* WRITTEN PROBLEM
The records below are made of lines; count those holding the word "icon" and give the number only.
--- EXERCISE MATERIAL ---
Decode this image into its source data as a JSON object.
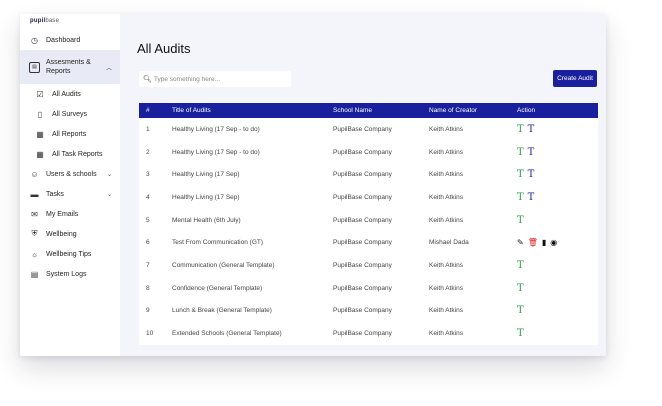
{
  "brand": {
    "part1": "pupil",
    "part2": "base"
  },
  "sidebar": {
    "items": [
      {
        "label": "Dashboard",
        "icon": "clock-icon"
      },
      {
        "label": "Assesments & Reports",
        "icon": "document-icon",
        "active": true
      },
      {
        "label": "Users & schools",
        "icon": "users-icon",
        "chevron": "⌄"
      },
      {
        "label": "Tasks",
        "icon": "tasks-icon",
        "chevron": "⌄"
      },
      {
        "label": "My Emails",
        "icon": "mail-icon"
      },
      {
        "label": "Wellbeing",
        "icon": "shield-icon"
      },
      {
        "label": "Wellbeing Tips",
        "icon": "bulb-icon"
      },
      {
        "label": "System Logs",
        "icon": "log-icon"
      }
    ],
    "sub_items": [
      {
        "label": "All Audits",
        "icon": "checklist-icon"
      },
      {
        "label": "All Surveys",
        "icon": "clipboard-icon"
      },
      {
        "label": "All Reports",
        "icon": "report-icon"
      },
      {
        "label": "All Task Reports",
        "icon": "report-icon"
      }
    ]
  },
  "page": {
    "title": "All Audits"
  },
  "search": {
    "placeholder": "Type something here..."
  },
  "toolbar": {
    "create_label": "Create Audit"
  },
  "table": {
    "headers": [
      "#",
      "Title of Audits",
      "School Name",
      "Name of Creator",
      "Action"
    ],
    "rows": [
      {
        "num": "1",
        "title": "Healthy Living (17 Sep - to do)",
        "school": "PupilBase Company",
        "creator": "Keith Atkins",
        "actions": [
          "T",
          "T"
        ]
      },
      {
        "num": "2",
        "title": "Healthy Living (17 Sep - to do)",
        "school": "PupilBase Company",
        "creator": "Keith Atkins",
        "actions": [
          "T",
          "T"
        ]
      },
      {
        "num": "3",
        "title": "Healthy Living (17 Sep)",
        "school": "PupilBase Company",
        "creator": "Keith Atkins",
        "actions": [
          "T",
          "T"
        ]
      },
      {
        "num": "4",
        "title": "Healthy Living (17 Sep)",
        "school": "PupilBase Company",
        "creator": "Keith Atkins",
        "actions": [
          "T",
          "T"
        ]
      },
      {
        "num": "5",
        "title": "Mental Health (6th July)",
        "school": "PupilBase Company",
        "creator": "Keith Atkins",
        "actions": [
          "T"
        ]
      },
      {
        "num": "6",
        "title": "Test From Communication (GT)",
        "school": "PupilBase Company",
        "creator": "Mishael Dada",
        "actions": [
          "edit",
          "delete",
          "copy",
          "view"
        ]
      },
      {
        "num": "7",
        "title": "Communication (General Template)",
        "school": "PupilBase Company",
        "creator": "Keith Atkins",
        "actions": [
          "T"
        ]
      },
      {
        "num": "8",
        "title": "Confidence (General Template)",
        "school": "PupilBase Company",
        "creator": "Keith Atkins",
        "actions": [
          "T"
        ]
      },
      {
        "num": "9",
        "title": "Lunch & Break (General Template)",
        "school": "PupilBase Company",
        "creator": "Keith Atkins",
        "actions": [
          "T"
        ]
      },
      {
        "num": "10",
        "title": "Extended Schools (General Template)",
        "school": "PupilBase Company",
        "creator": "Keith Atkins",
        "actions": [
          "T"
        ]
      }
    ]
  },
  "colors": {
    "primary": "#1a1f9e",
    "green": "#2e9e47",
    "danger": "#e02020",
    "bg": "#f4f5fa"
  }
}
---
* WORKED ANSWER
12